▸ **EXERCISE TASK**
Can you restate the records below word for word?

▸ **ENTRIES SHOWN**
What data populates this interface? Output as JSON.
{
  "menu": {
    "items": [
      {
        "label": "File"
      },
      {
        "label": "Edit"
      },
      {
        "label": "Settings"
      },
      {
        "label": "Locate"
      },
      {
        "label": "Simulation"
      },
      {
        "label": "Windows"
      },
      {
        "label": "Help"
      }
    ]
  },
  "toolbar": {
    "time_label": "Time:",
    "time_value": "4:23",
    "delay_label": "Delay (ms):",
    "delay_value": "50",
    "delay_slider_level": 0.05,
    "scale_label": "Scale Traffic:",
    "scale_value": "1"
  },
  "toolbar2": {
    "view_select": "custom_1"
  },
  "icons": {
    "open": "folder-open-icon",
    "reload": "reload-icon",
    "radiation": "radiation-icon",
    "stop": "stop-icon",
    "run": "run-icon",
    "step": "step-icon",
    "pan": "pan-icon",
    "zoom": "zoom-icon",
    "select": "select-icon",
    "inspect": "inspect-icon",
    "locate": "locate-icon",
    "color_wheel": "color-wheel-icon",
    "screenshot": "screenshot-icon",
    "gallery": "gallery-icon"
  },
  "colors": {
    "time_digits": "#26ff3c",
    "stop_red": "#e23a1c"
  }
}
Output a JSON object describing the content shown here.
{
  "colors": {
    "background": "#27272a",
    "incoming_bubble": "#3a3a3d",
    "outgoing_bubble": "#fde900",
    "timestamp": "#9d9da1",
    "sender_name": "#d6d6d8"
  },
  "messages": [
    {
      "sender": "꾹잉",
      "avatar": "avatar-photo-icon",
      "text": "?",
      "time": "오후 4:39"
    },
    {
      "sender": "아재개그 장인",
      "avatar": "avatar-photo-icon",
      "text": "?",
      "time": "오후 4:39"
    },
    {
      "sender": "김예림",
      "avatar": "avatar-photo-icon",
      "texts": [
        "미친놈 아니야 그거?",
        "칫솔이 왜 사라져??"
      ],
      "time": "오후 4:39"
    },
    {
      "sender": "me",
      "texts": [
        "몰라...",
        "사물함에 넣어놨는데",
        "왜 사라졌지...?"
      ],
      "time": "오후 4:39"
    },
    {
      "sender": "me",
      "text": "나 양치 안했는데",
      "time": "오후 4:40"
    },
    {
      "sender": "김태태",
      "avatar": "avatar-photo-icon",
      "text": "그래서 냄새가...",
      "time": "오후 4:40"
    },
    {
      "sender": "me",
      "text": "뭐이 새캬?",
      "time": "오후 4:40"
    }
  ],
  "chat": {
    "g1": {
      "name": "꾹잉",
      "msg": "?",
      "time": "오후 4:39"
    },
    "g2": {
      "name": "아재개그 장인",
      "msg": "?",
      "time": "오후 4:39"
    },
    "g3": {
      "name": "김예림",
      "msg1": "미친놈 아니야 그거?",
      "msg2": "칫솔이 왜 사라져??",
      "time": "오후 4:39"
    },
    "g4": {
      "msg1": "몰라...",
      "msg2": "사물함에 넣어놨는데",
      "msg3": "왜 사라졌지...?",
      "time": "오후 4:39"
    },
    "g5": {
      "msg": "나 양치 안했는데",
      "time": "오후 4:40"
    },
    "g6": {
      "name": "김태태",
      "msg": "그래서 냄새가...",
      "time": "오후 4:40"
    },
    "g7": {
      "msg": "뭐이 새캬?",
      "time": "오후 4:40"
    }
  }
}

▸ **RESULT**
What data populates this interface? Output as JSON.
{
  "menu": {
    "items": [
      {
        "label": "File"
      },
      {
        "label": "Edit"
      },
      {
        "label": "Settings"
      },
      {
        "label": "Locate"
      },
      {
        "label": "Simulation"
      },
      {
        "label": "Windows"
      },
      {
        "label": "Help"
      }
    ]
  },
  "toolbar": {
    "time_label": "Time:",
    "time_value": "4:23",
    "delay_label": "Delay (ms):",
    "delay_value": "50",
    "delay_slider_level": 0.05,
    "scale_label": "Scale Traffic:",
    "scale_value": "1"
  },
  "toolbar2": {
    "view_select": "custom_1"
  },
  "icons": {
    "open": "folder-open-icon",
    "reload": "reload-icon",
    "radiation": "radiation-icon",
    "stop": "stop-icon",
    "run": "run-icon",
    "step": "step-icon",
    "pan": "pan-icon",
    "zoom": "zoom-icon",
    "select": "select-icon",
    "inspect": "inspect-icon",
    "locate": "locate-icon",
    "color_wheel": "color-wheel-icon",
    "screenshot": "screenshot-icon",
    "gallery": "gallery-icon"
  },
  "colors": {
    "time_digits": "#26ff3c",
    "stop_red": "#e23a1c"
  }
}
Output a JSON object describing the content shown here.
{
  "colors": {
    "background": "#27272a",
    "incoming_bubble": "#3a3a3d",
    "outgoing_bubble": "#fde900",
    "timestamp": "#9d9da1",
    "sender_name": "#d6d6d8"
  },
  "messages": [
    {
      "sender": "꾹잉",
      "avatar": "avatar-photo-icon",
      "text": "?",
      "time": "오후 4:39"
    },
    {
      "sender": "아재개그 장인",
      "avatar": "avatar-photo-icon",
      "text": "?",
      "time": "오후 4:39"
    },
    {
      "sender": "김예림",
      "avatar": "avatar-photo-icon",
      "texts": [
        "미친놈 아니야 그거?",
        "칫솔이 왜 사라져??"
      ],
      "time": "오후 4:39"
    },
    {
      "sender": "me",
      "texts": [
        "몰라...",
        "사물함에 넣어놨는데",
        "왜 사라졌지...?"
      ],
      "time": "오후 4:39"
    },
    {
      "sender": "me",
      "text": "나 양치 안했는데",
      "time": "오후 4:40"
    },
    {
      "sender": "김태태",
      "avatar": "avatar-photo-icon",
      "text": "그래서 냄새가...",
      "time": "오후 4:40"
    },
    {
      "sender": "me",
      "text": "뭐이 새캬?",
      "time": "오후 4:40"
    }
  ],
  "chat": {
    "g1": {
      "name": "꾹잉",
      "msg": "?",
      "time": "오후 4:39"
    },
    "g2": {
      "name": "아재개그 장인",
      "msg": "?",
      "time": "오후 4:39"
    },
    "g3": {
      "name": "김예림",
      "msg1": "미친놈 아니야 그거?",
      "msg2": "칫솔이 왜 사라져??",
      "time": "오후 4:39"
    },
    "g4": {
      "msg1": "몰라...",
      "msg2": "사물함에 넣어놨는데",
      "msg3": "왜 사라졌지...?",
      "time": "오후 4:39"
    },
    "g5": {
      "msg": "나 양치 안했는데",
      "time": "오후 4:40"
    },
    "g6": {
      "name": "김태태",
      "msg": "그래서 냄새가...",
      "time": "오후 4:40"
    },
    "g7": {
      "msg": "뭐이 새캬?",
      "time": "오후 4:40"
    }
  }
}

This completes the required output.